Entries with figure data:
::::

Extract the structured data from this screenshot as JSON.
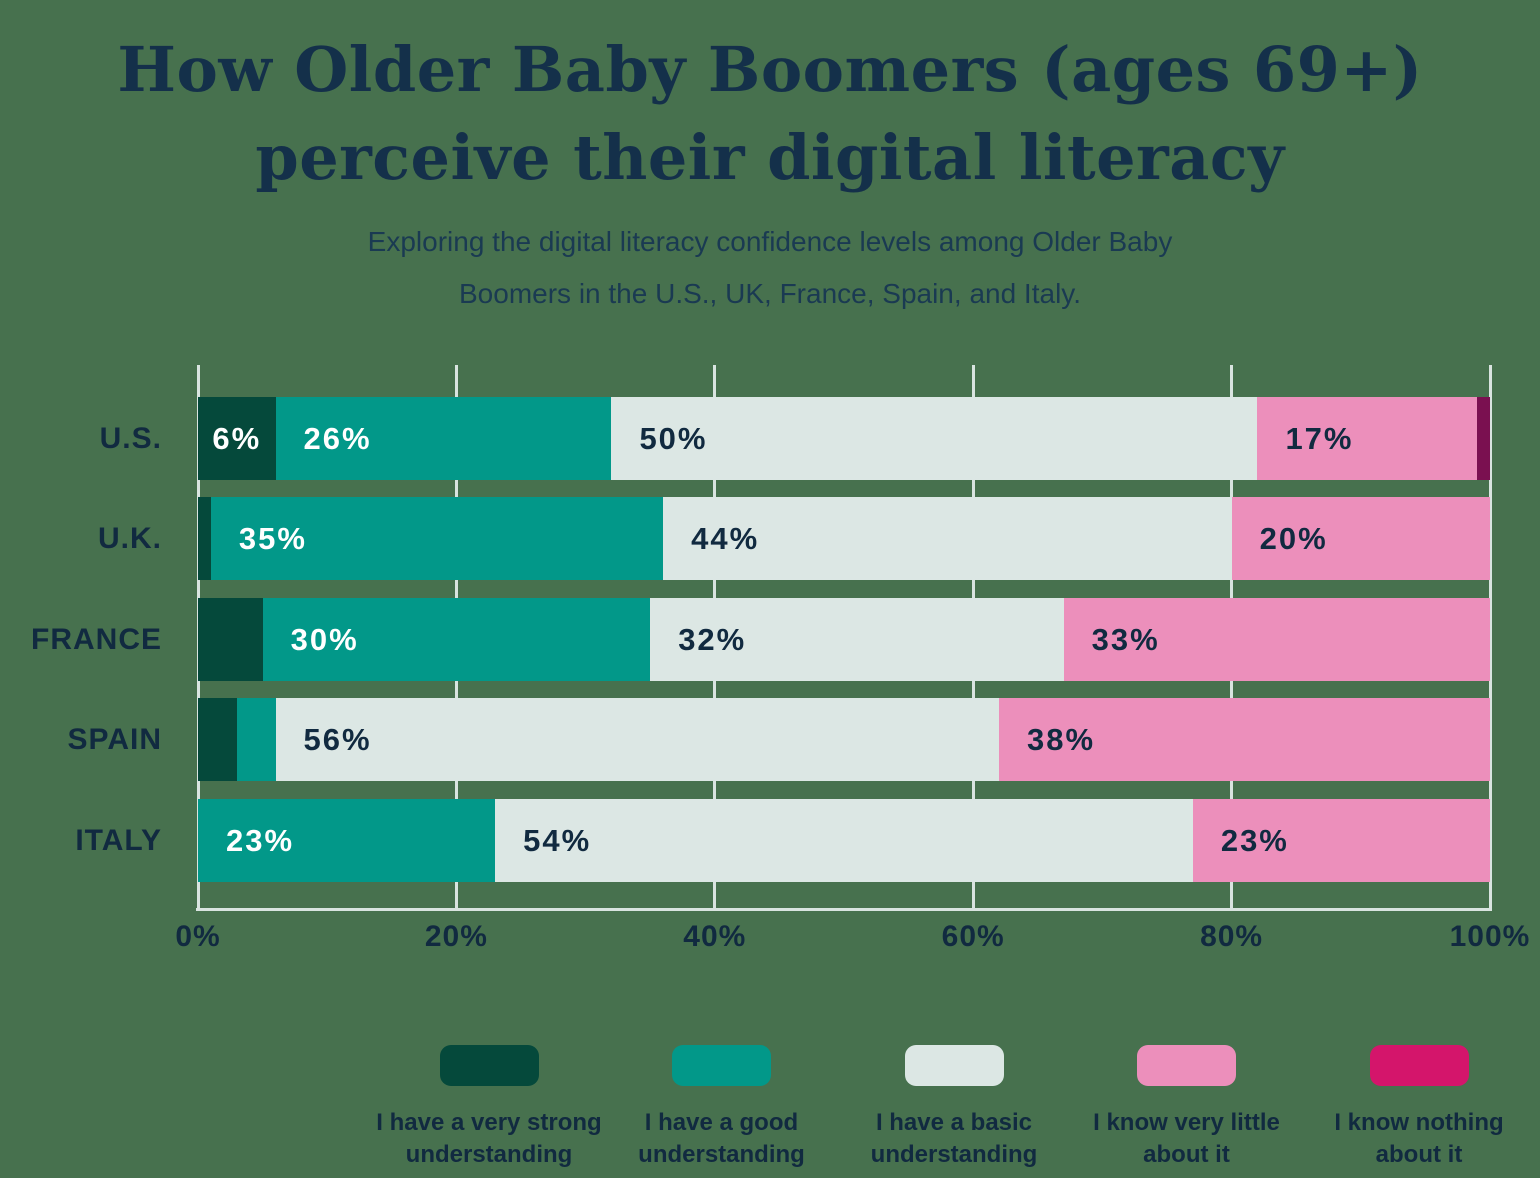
{
  "title": {
    "line1": "How Older Baby Boomers (ages 69+)",
    "line2": "perceive their digital literacy"
  },
  "subtitle": {
    "line1": "Exploring the digital literacy confidence levels among Older Baby",
    "line2": "Boomers in the U.S., UK, France, Spain, and Italy."
  },
  "colors": {
    "background": "#47714E",
    "title_text": "#14304A",
    "label_text": "#112A40",
    "gridline": "#D9E4E0",
    "very_strong": "#05493B",
    "good": "#029889",
    "basic": "#DCE7E4",
    "very_little": "#EC8FBB",
    "nothing_bar": "#7A1050",
    "nothing_legend": "#D4156B"
  },
  "chart_data": {
    "type": "bar",
    "orientation": "horizontal-stacked",
    "title": "How Older Baby Boomers (ages 69+) perceive their digital literacy",
    "categories": [
      "U.S.",
      "U.K.",
      "FRANCE",
      "SPAIN",
      "ITALY"
    ],
    "series": [
      {
        "name": "I have a very strong understanding",
        "color": "#05493B",
        "label_color": "#FFFFFF",
        "values": [
          6,
          1,
          5,
          3,
          0
        ]
      },
      {
        "name": "I have a good understanding",
        "color": "#029889",
        "label_color": "#FFFFFF",
        "values": [
          26,
          35,
          30,
          3,
          23
        ]
      },
      {
        "name": "I have a basic understanding",
        "color": "#DCE7E4",
        "label_color": "#112A40",
        "values": [
          50,
          44,
          32,
          56,
          54
        ]
      },
      {
        "name": "I know very little about it",
        "color": "#EC8FBB",
        "label_color": "#112A40",
        "values": [
          17,
          20,
          33,
          38,
          23
        ]
      },
      {
        "name": "I know nothing about it",
        "color": "#7A1050",
        "label_color": "#FFFFFF",
        "values": [
          1,
          0,
          0,
          0,
          0
        ]
      }
    ],
    "x_ticks": [
      "0%",
      "20%",
      "40%",
      "60%",
      "80%",
      "100%"
    ],
    "xlim": [
      0,
      100
    ],
    "label_suffix": "%",
    "label_min_value": 6,
    "grid": true,
    "legend_position": "bottom"
  },
  "legend": {
    "items": [
      {
        "lines": [
          "I have a very strong",
          "understanding"
        ],
        "color": "#05493B"
      },
      {
        "lines": [
          "I have a good",
          "understanding"
        ],
        "color": "#029889"
      },
      {
        "lines": [
          "I have a basic",
          "understanding"
        ],
        "color": "#DCE7E4"
      },
      {
        "lines": [
          "I know very little",
          "about it"
        ],
        "color": "#EC8FBB"
      },
      {
        "lines": [
          "I know nothing",
          "about it"
        ],
        "color": "#D4156B"
      }
    ]
  }
}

::::

Write out the records above once more, word for word, with no pictures.

Extract the structured data from this screenshot as JSON.
{
  "title": {
    "line1": "How Older Baby Boomers (ages 69+)",
    "line2": "perceive their digital literacy"
  },
  "subtitle": {
    "line1": "Exploring the digital literacy confidence levels among Older Baby",
    "line2": "Boomers in the U.S., UK, France, Spain, and Italy."
  },
  "colors": {
    "background": "#47714E",
    "title_text": "#14304A",
    "label_text": "#112A40",
    "gridline": "#D9E4E0",
    "very_strong": "#05493B",
    "good": "#029889",
    "basic": "#DCE7E4",
    "very_little": "#EC8FBB",
    "nothing_bar": "#7A1050",
    "nothing_legend": "#D4156B"
  },
  "chart_data": {
    "type": "bar",
    "orientation": "horizontal-stacked",
    "title": "How Older Baby Boomers (ages 69+) perceive their digital literacy",
    "categories": [
      "U.S.",
      "U.K.",
      "FRANCE",
      "SPAIN",
      "ITALY"
    ],
    "series": [
      {
        "name": "I have a very strong understanding",
        "color": "#05493B",
        "label_color": "#FFFFFF",
        "values": [
          6,
          1,
          5,
          3,
          0
        ]
      },
      {
        "name": "I have a good understanding",
        "color": "#029889",
        "label_color": "#FFFFFF",
        "values": [
          26,
          35,
          30,
          3,
          23
        ]
      },
      {
        "name": "I have a basic understanding",
        "color": "#DCE7E4",
        "label_color": "#112A40",
        "values": [
          50,
          44,
          32,
          56,
          54
        ]
      },
      {
        "name": "I know very little about it",
        "color": "#EC8FBB",
        "label_color": "#112A40",
        "values": [
          17,
          20,
          33,
          38,
          23
        ]
      },
      {
        "name": "I know nothing about it",
        "color": "#7A1050",
        "label_color": "#FFFFFF",
        "values": [
          1,
          0,
          0,
          0,
          0
        ]
      }
    ],
    "x_ticks": [
      "0%",
      "20%",
      "40%",
      "60%",
      "80%",
      "100%"
    ],
    "xlim": [
      0,
      100
    ],
    "label_suffix": "%",
    "label_min_value": 6,
    "grid": true,
    "legend_position": "bottom"
  },
  "legend": {
    "items": [
      {
        "lines": [
          "I have a very strong",
          "understanding"
        ],
        "color": "#05493B"
      },
      {
        "lines": [
          "I have a good",
          "understanding"
        ],
        "color": "#029889"
      },
      {
        "lines": [
          "I have a basic",
          "understanding"
        ],
        "color": "#DCE7E4"
      },
      {
        "lines": [
          "I know very little",
          "about it"
        ],
        "color": "#EC8FBB"
      },
      {
        "lines": [
          "I know nothing",
          "about it"
        ],
        "color": "#D4156B"
      }
    ]
  }
}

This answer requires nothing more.